Dataset excerpts

-------

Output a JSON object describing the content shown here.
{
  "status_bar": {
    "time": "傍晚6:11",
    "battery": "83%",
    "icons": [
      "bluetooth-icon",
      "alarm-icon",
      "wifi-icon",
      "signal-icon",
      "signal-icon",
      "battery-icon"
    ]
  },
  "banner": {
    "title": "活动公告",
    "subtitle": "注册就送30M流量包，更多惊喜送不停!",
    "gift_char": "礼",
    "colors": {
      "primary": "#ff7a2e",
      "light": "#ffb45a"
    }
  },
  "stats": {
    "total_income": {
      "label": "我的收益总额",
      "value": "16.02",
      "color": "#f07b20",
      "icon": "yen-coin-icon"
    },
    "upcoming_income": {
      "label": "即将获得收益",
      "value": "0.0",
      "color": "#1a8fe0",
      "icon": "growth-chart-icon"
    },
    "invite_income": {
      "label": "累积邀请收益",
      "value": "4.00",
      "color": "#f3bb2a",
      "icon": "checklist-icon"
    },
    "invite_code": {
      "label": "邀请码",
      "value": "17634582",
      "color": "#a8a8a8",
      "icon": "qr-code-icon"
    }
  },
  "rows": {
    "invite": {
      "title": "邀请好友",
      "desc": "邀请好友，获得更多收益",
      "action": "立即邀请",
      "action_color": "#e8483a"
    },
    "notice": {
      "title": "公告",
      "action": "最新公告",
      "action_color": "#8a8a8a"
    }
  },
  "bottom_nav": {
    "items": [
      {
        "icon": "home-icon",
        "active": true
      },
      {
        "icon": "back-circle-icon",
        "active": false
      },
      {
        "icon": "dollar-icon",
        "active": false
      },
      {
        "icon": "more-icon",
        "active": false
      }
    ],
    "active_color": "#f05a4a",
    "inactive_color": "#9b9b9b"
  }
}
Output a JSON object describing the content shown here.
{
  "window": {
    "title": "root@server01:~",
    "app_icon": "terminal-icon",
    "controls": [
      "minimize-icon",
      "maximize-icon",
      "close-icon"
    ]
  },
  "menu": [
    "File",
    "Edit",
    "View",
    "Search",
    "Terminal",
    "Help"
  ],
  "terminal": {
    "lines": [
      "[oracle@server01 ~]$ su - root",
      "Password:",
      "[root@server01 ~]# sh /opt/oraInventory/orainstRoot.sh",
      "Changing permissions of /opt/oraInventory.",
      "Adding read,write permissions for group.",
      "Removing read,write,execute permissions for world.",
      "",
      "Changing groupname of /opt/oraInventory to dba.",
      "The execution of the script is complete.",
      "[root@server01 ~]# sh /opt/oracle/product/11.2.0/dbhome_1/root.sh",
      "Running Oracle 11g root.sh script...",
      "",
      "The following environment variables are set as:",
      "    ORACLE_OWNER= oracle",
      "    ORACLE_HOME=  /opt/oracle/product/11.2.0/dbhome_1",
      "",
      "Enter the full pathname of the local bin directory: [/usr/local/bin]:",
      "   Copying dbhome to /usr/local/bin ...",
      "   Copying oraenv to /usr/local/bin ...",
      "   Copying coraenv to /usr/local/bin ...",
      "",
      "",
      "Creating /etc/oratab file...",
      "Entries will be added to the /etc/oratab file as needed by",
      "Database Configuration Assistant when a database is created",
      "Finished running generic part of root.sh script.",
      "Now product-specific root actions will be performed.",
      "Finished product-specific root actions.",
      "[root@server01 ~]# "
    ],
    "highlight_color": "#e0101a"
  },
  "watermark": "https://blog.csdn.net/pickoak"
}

-------

- **Requirements**: Using the records above, list each line that includes "value".

- **Exercise result**:
      "value": "16.02",
      "value": "0.0",
      "value": "4.00",
      "value": "17634582",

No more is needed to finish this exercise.